Copy every entry below character for character, keeping the lines in their original order.

(Data on elements and regions)
══════
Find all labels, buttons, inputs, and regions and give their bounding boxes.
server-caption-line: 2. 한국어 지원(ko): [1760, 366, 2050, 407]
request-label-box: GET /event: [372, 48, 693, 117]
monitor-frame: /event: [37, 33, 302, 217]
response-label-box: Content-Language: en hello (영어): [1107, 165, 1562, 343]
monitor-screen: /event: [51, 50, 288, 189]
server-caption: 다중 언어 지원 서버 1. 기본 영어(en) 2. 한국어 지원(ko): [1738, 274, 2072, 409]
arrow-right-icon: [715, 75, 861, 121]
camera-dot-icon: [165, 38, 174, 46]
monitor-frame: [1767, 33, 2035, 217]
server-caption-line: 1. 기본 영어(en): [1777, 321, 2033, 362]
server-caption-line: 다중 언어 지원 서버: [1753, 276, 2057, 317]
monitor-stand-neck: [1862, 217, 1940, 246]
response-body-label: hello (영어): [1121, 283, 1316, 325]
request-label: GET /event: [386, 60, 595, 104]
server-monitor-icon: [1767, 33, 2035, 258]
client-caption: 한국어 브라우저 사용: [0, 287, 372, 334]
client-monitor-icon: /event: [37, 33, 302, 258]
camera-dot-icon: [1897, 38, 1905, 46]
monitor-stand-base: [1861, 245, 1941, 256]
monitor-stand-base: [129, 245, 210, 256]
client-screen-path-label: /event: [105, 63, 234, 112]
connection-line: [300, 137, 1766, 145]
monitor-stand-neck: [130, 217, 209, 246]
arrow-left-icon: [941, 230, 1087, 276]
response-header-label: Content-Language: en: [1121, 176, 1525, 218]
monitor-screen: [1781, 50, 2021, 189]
══════
SOLUTION TO THIS TASK:
Find all labels, buttons, inputs, and regions and give their bounding boxes.
server-caption-line: 2. 한국어 지원(ko): [1760, 366, 2050, 407]
request-label-box: GET /event: [372, 48, 693, 117]
monitor-frame: /event: [37, 33, 302, 217]
response-label-box: Content-Language: en hello (영어): [1107, 165, 1562, 343]
monitor-screen: /event: [51, 50, 288, 189]
server-caption: 다중 언어 지원 서버 1. 기본 영어(en) 2. 한국어 지원(ko): [1738, 274, 2072, 409]
arrow-right-icon: [715, 75, 861, 121]
camera-dot-icon: [165, 38, 174, 46]
monitor-frame: [1767, 33, 2035, 217]
server-caption-line: 1. 기본 영어(en): [1777, 321, 2033, 362]
server-caption-line: 다중 언어 지원 서버: [1753, 276, 2057, 317]
monitor-stand-neck: [1862, 217, 1940, 246]
response-body-label: hello (영어): [1121, 283, 1316, 325]
request-label: GET /event: [386, 60, 595, 104]
server-monitor-icon: [1767, 33, 2035, 258]
client-caption: 한국어 브라우저 사용: [0, 287, 372, 334]
client-monitor-icon: /event: [37, 33, 302, 258]
camera-dot-icon: [1897, 38, 1905, 46]
monitor-stand-base: [1861, 245, 1941, 256]
monitor-stand-base: [129, 245, 210, 256]
client-screen-path-label: /event: [105, 63, 234, 112]
connection-line: [300, 137, 1766, 145]
monitor-stand-neck: [130, 217, 209, 246]
arrow-left-icon: [941, 230, 1087, 276]
response-header-label: Content-Language: en: [1121, 176, 1525, 218]
monitor-screen: [1781, 50, 2021, 189]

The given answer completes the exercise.